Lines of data

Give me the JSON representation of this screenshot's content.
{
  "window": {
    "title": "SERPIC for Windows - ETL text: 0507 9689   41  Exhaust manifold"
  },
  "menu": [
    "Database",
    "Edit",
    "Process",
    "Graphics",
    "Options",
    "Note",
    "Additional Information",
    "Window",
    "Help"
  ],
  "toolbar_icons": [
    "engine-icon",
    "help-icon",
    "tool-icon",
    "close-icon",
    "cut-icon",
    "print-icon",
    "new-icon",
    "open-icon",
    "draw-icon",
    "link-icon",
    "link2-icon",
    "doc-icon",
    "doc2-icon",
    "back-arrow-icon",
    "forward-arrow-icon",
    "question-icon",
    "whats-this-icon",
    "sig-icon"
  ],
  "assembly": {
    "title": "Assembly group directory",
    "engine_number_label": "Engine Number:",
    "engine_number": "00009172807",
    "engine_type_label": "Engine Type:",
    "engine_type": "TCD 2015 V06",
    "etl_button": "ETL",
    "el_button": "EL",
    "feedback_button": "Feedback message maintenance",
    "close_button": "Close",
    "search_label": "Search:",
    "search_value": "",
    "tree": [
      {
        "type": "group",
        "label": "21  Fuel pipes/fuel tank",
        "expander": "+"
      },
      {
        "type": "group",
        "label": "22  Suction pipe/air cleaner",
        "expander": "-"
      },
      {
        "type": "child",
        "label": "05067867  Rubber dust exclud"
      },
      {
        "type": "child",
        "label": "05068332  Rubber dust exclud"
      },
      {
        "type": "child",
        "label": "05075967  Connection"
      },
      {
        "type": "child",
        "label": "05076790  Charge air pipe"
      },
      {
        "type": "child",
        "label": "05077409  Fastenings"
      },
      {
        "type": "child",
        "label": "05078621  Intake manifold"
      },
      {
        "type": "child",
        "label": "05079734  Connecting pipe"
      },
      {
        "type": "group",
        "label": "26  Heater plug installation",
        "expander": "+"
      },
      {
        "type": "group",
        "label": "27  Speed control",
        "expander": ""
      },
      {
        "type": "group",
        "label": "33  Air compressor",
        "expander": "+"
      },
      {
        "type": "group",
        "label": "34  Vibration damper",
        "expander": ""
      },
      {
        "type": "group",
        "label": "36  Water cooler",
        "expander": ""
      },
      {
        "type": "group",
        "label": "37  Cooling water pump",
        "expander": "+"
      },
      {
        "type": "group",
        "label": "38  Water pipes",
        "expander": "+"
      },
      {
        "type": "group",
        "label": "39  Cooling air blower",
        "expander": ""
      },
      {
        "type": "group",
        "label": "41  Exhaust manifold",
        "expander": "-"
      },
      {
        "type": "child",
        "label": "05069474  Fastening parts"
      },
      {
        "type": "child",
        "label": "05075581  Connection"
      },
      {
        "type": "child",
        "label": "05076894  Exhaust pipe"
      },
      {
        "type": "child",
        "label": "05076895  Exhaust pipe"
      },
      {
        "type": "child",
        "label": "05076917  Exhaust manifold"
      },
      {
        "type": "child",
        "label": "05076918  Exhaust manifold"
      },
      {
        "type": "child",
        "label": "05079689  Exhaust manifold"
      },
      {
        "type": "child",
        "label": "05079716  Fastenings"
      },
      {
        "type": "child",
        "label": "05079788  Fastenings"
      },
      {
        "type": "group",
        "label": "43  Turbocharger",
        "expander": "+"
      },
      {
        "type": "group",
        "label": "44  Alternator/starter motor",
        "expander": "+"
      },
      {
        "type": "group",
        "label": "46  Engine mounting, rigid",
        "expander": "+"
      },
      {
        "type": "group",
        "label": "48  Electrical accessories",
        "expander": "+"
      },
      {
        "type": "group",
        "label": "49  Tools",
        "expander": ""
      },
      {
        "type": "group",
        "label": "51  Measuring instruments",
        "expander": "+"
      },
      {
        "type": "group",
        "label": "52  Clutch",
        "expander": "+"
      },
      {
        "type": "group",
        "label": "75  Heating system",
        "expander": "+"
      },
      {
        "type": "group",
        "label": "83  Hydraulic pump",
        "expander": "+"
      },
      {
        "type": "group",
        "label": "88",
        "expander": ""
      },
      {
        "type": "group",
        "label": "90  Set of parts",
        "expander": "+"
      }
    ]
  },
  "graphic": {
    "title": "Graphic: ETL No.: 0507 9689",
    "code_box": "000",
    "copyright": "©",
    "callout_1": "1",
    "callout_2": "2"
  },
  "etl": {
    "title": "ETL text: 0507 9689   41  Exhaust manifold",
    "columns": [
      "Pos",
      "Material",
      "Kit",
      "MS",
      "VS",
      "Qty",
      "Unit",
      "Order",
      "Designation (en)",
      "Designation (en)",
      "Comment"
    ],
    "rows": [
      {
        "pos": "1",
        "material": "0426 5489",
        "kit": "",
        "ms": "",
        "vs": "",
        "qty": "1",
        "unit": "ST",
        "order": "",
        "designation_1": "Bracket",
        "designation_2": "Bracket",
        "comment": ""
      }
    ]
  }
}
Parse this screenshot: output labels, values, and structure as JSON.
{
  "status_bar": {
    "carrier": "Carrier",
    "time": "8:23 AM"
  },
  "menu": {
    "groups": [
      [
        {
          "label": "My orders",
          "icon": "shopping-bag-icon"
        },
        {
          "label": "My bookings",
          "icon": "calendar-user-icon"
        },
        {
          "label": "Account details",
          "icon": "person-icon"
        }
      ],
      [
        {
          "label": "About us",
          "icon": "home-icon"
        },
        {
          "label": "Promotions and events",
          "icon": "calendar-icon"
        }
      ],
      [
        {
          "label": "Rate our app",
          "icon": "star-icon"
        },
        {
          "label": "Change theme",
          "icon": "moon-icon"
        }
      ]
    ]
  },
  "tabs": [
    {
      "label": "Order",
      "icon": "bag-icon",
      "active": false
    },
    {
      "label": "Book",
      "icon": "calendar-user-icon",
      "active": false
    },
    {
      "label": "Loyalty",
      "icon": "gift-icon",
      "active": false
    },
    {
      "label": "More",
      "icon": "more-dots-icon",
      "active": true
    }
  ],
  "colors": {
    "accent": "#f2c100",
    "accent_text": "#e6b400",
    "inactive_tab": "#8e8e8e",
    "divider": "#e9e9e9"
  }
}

TASK DETAILS.
Restate the whole listing exactly, leaving out nothing.

SOLUTION TO THE EXERCISE.
Give me the JSON representation of this screenshot's content.
{
  "window": {
    "title": "SERPIC for Windows - ETL text: 0507 9689   41  Exhaust manifold"
  },
  "menu": [
    "Database",
    "Edit",
    "Process",
    "Graphics",
    "Options",
    "Note",
    "Additional Information",
    "Window",
    "Help"
  ],
  "toolbar_icons": [
    "engine-icon",
    "help-icon",
    "tool-icon",
    "close-icon",
    "cut-icon",
    "print-icon",
    "new-icon",
    "open-icon",
    "draw-icon",
    "link-icon",
    "link2-icon",
    "doc-icon",
    "doc2-icon",
    "back-arrow-icon",
    "forward-arrow-icon",
    "question-icon",
    "whats-this-icon",
    "sig-icon"
  ],
  "assembly": {
    "title": "Assembly group directory",
    "engine_number_label": "Engine Number:",
    "engine_number": "00009172807",
    "engine_type_label": "Engine Type:",
    "engine_type": "TCD 2015 V06",
    "etl_button": "ETL",
    "el_button": "EL",
    "feedback_button": "Feedback message maintenance",
    "close_button": "Close",
    "search_label": "Search:",
    "search_value": "",
    "tree": [
      {
        "type": "group",
        "label": "21  Fuel pipes/fuel tank",
        "expander": "+"
      },
      {
        "type": "group",
        "label": "22  Suction pipe/air cleaner",
        "expander": "-"
      },
      {
        "type": "child",
        "label": "05067867  Rubber dust exclud"
      },
      {
        "type": "child",
        "label": "05068332  Rubber dust exclud"
      },
      {
        "type": "child",
        "label": "05075967  Connection"
      },
      {
        "type": "child",
        "label": "05076790  Charge air pipe"
      },
      {
        "type": "child",
        "label": "05077409  Fastenings"
      },
      {
        "type": "child",
        "label": "05078621  Intake manifold"
      },
      {
        "type": "child",
        "label": "05079734  Connecting pipe"
      },
      {
        "type": "group",
        "label": "26  Heater plug installation",
        "expander": "+"
      },
      {
        "type": "group",
        "label": "27  Speed control",
        "expander": ""
      },
      {
        "type": "group",
        "label": "33  Air compressor",
        "expander": "+"
      },
      {
        "type": "group",
        "label": "34  Vibration damper",
        "expander": ""
      },
      {
        "type": "group",
        "label": "36  Water cooler",
        "expander": ""
      },
      {
        "type": "group",
        "label": "37  Cooling water pump",
        "expander": "+"
      },
      {
        "type": "group",
        "label": "38  Water pipes",
        "expander": "+"
      },
      {
        "type": "group",
        "label": "39  Cooling air blower",
        "expander": ""
      },
      {
        "type": "group",
        "label": "41  Exhaust manifold",
        "expander": "-"
      },
      {
        "type": "child",
        "label": "05069474  Fastening parts"
      },
      {
        "type": "child",
        "label": "05075581  Connection"
      },
      {
        "type": "child",
        "label": "05076894  Exhaust pipe"
      },
      {
        "type": "child",
        "label": "05076895  Exhaust pipe"
      },
      {
        "type": "child",
        "label": "05076917  Exhaust manifold"
      },
      {
        "type": "child",
        "label": "05076918  Exhaust manifold"
      },
      {
        "type": "child",
        "label": "05079689  Exhaust manifold"
      },
      {
        "type": "child",
        "label": "05079716  Fastenings"
      },
      {
        "type": "child",
        "label": "05079788  Fastenings"
      },
      {
        "type": "group",
        "label": "43  Turbocharger",
        "expander": "+"
      },
      {
        "type": "group",
        "label": "44  Alternator/starter motor",
        "expander": "+"
      },
      {
        "type": "group",
        "label": "46  Engine mounting, rigid",
        "expander": "+"
      },
      {
        "type": "group",
        "label": "48  Electrical accessories",
        "expander": "+"
      },
      {
        "type": "group",
        "label": "49  Tools",
        "expander": ""
      },
      {
        "type": "group",
        "label": "51  Measuring instruments",
        "expander": "+"
      },
      {
        "type": "group",
        "label": "52  Clutch",
        "expander": "+"
      },
      {
        "type": "group",
        "label": "75  Heating system",
        "expander": "+"
      },
      {
        "type": "group",
        "label": "83  Hydraulic pump",
        "expander": "+"
      },
      {
        "type": "group",
        "label": "88",
        "expander": ""
      },
      {
        "type": "group",
        "label": "90  Set of parts",
        "expander": "+"
      }
    ]
  },
  "graphic": {
    "title": "Graphic: ETL No.: 0507 9689",
    "code_box": "000",
    "copyright": "©",
    "callout_1": "1",
    "callout_2": "2"
  },
  "etl": {
    "title": "ETL text: 0507 9689   41  Exhaust manifold",
    "columns": [
      "Pos",
      "Material",
      "Kit",
      "MS",
      "VS",
      "Qty",
      "Unit",
      "Order",
      "Designation (en)",
      "Designation (en)",
      "Comment"
    ],
    "rows": [
      {
        "pos": "1",
        "material": "0426 5489",
        "kit": "",
        "ms": "",
        "vs": "",
        "qty": "1",
        "unit": "ST",
        "order": "",
        "designation_1": "Bracket",
        "designation_2": "Bracket",
        "comment": ""
      }
    ]
  }
}
Parse this screenshot: output labels, values, and structure as JSON.
{
  "status_bar": {
    "carrier": "Carrier",
    "time": "8:23 AM"
  },
  "menu": {
    "groups": [
      [
        {
          "label": "My orders",
          "icon": "shopping-bag-icon"
        },
        {
          "label": "My bookings",
          "icon": "calendar-user-icon"
        },
        {
          "label": "Account details",
          "icon": "person-icon"
        }
      ],
      [
        {
          "label": "About us",
          "icon": "home-icon"
        },
        {
          "label": "Promotions and events",
          "icon": "calendar-icon"
        }
      ],
      [
        {
          "label": "Rate our app",
          "icon": "star-icon"
        },
        {
          "label": "Change theme",
          "icon": "moon-icon"
        }
      ]
    ]
  },
  "tabs": [
    {
      "label": "Order",
      "icon": "bag-icon",
      "active": false
    },
    {
      "label": "Book",
      "icon": "calendar-user-icon",
      "active": false
    },
    {
      "label": "Loyalty",
      "icon": "gift-icon",
      "active": false
    },
    {
      "label": "More",
      "icon": "more-dots-icon",
      "active": true
    }
  ],
  "colors": {
    "accent": "#f2c100",
    "accent_text": "#e6b400",
    "inactive_tab": "#8e8e8e",
    "divider": "#e9e9e9"
  }
}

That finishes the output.